> [Material for this task]
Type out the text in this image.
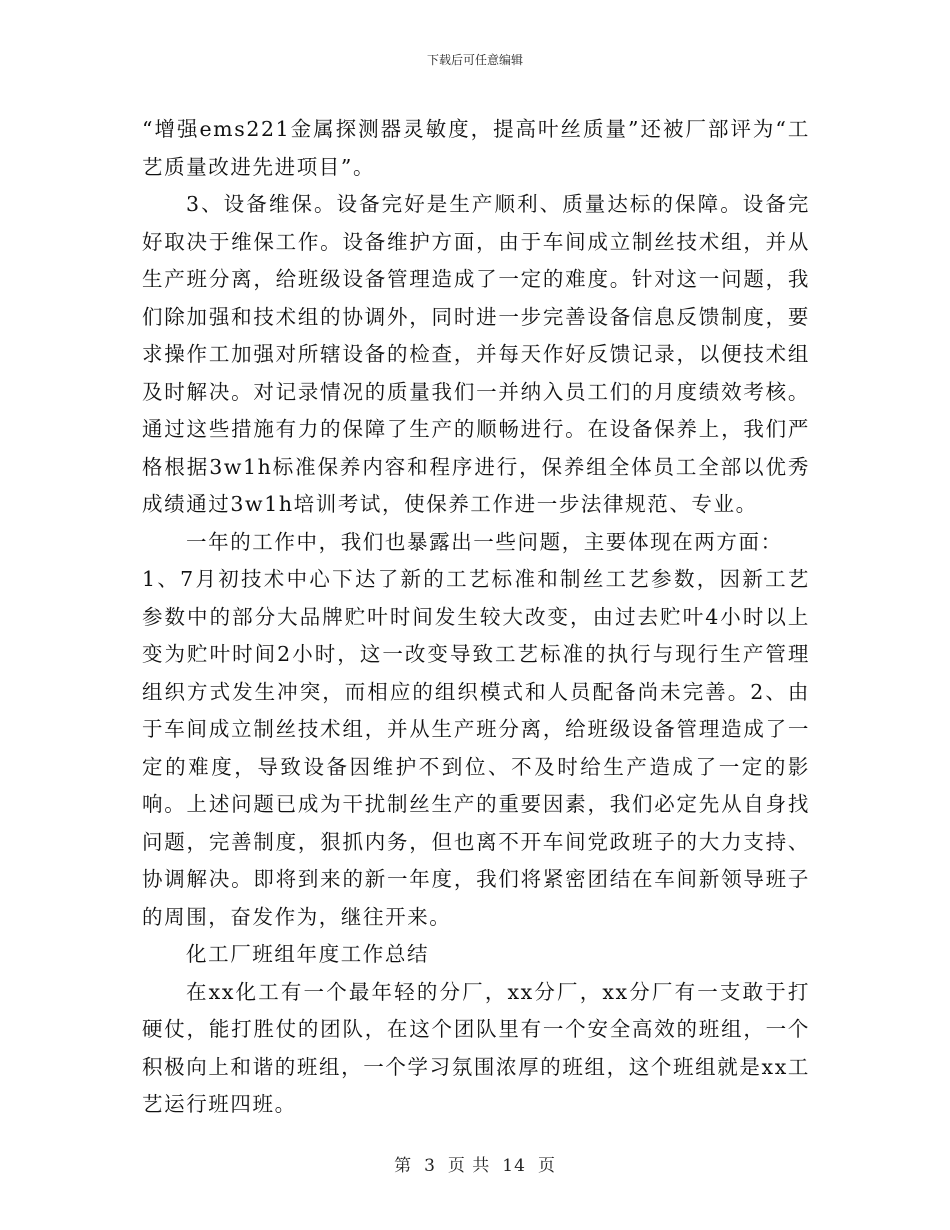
下载后可任意编辑

“增强ems221金属探测器灵敏度，提高叶丝质量”还被厂部评为“工艺质量改进先进项目”。

3、设备维保。设备完好是生产顺利、质量达标的保障。设备完好取决于维保工作。设备维护方面，由于车间成立制丝技术组，并从生产班分离，给班级设备管理造成了一定的难度。针对这一问题，我们除加强和技术组的协调外，同时进一步完善设备信息反馈制度，要求操作工加强对所辖设备的检查，并每天作好反馈记录，以便技术组及时解决。对记录情况的质量我们一并纳入员工们的月度绩效考核。通过这些措施有力的保障了生产的顺畅进行。在设备保养上，我们严格根据3w1h标准保养内容和程序进行，保养组全体员工全部以优秀成绩通过3w1h培训考试，使保养工作进一步法律规范、专业。

一年的工作中，我们也暴露出一些问题，主要体现在两方面：

1、7月初技术中心下达了新的工艺标准和制丝工艺参数，因新工艺参数中的部分大品牌贮叶时间发生较大改变，由过去贮叶4小时以上变为贮叶时间2小时，这一改变导致工艺标准的执行与现行生产管理组织方式发生冲突，而相应的组织模式和人员配备尚未完善。2、由于车间成立制丝技术组，并从生产班分离，给班级设备管理造成了一定的难度，导致设备因维护不到位、不及时给生产造成了一定的影响。上述问题已成为干扰制丝生产的重要因素，我们必定先从自身找问题，完善制度，狠抓内务，但也离不开车间党政班子的大力支持、协调解决。即将到来的新一年度，我们将紧密团结在车间新领导班子的周围，奋发作为，继往开来。

化工厂班组年度工作总结

在xx化工有一个最年轻的分厂，xx分厂，xx分厂有一支敢于打硬仗，能打胜仗的团队，在这个团队里有一个安全高效的班组，一个积极向上和谐的班组，一个学习氛围浓厚的班组，这个班组就是xx工艺运行班四班。

第 3 页 共 14 页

> [Written exercise]
Quote the listing above in full, except for the pictures.

> [Result]
Type out the text in this image.
下载后可任意编辑

“增强ems221金属探测器灵敏度，提高叶丝质量”还被厂部评为“工艺质量改进先进项目”。

3、设备维保。设备完好是生产顺利、质量达标的保障。设备完好取决于维保工作。设备维护方面，由于车间成立制丝技术组，并从生产班分离，给班级设备管理造成了一定的难度。针对这一问题，我们除加强和技术组的协调外，同时进一步完善设备信息反馈制度，要求操作工加强对所辖设备的检查，并每天作好反馈记录，以便技术组及时解决。对记录情况的质量我们一并纳入员工们的月度绩效考核。通过这些措施有力的保障了生产的顺畅进行。在设备保养上，我们严格根据3w1h标准保养内容和程序进行，保养组全体员工全部以优秀成绩通过3w1h培训考试，使保养工作进一步法律规范、专业。

一年的工作中，我们也暴露出一些问题，主要体现在两方面：

1、7月初技术中心下达了新的工艺标准和制丝工艺参数，因新工艺参数中的部分大品牌贮叶时间发生较大改变，由过去贮叶4小时以上变为贮叶时间2小时，这一改变导致工艺标准的执行与现行生产管理组织方式发生冲突，而相应的组织模式和人员配备尚未完善。2、由于车间成立制丝技术组，并从生产班分离，给班级设备管理造成了一定的难度，导致设备因维护不到位、不及时给生产造成了一定的影响。上述问题已成为干扰制丝生产的重要因素，我们必定先从自身找问题，完善制度，狠抓内务，但也离不开车间党政班子的大力支持、协调解决。即将到来的新一年度，我们将紧密团结在车间新领导班子的周围，奋发作为，继往开来。

化工厂班组年度工作总结

在xx化工有一个最年轻的分厂，xx分厂，xx分厂有一支敢于打硬仗，能打胜仗的团队，在这个团队里有一个安全高效的班组，一个积极向上和谐的班组，一个学习氛围浓厚的班组，这个班组就是xx工艺运行班四班。

第 3 页 共 14 页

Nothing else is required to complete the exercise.